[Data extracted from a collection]
=======
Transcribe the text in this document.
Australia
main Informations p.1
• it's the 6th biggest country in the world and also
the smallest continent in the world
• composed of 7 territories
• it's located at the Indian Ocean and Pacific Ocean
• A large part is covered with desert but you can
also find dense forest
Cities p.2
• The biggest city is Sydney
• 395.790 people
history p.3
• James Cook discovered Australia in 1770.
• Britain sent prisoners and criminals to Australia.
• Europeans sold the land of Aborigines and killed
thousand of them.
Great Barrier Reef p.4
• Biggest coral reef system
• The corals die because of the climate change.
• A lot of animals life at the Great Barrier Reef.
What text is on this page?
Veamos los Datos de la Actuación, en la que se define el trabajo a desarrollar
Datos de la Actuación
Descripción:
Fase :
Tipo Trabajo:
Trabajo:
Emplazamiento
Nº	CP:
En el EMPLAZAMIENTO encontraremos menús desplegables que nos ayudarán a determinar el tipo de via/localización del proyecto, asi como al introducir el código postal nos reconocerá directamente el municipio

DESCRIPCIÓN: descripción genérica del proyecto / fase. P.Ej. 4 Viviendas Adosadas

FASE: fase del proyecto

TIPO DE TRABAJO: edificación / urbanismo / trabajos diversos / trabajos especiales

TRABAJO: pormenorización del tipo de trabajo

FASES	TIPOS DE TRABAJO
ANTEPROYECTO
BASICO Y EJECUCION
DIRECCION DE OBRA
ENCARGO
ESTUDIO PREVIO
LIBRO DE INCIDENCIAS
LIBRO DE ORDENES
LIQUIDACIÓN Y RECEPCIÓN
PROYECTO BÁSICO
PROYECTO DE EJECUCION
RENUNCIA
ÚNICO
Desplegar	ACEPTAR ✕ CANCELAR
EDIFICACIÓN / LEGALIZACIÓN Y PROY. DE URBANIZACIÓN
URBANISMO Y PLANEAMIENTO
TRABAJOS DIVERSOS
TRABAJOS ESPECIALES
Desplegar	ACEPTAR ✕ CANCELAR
=======
WHAT THE EXERCISE ASKS:
Which lines hold the word "text"? Show each one.

COMPLETED TASK:
Transcribe the text in this document.
What text is on this page?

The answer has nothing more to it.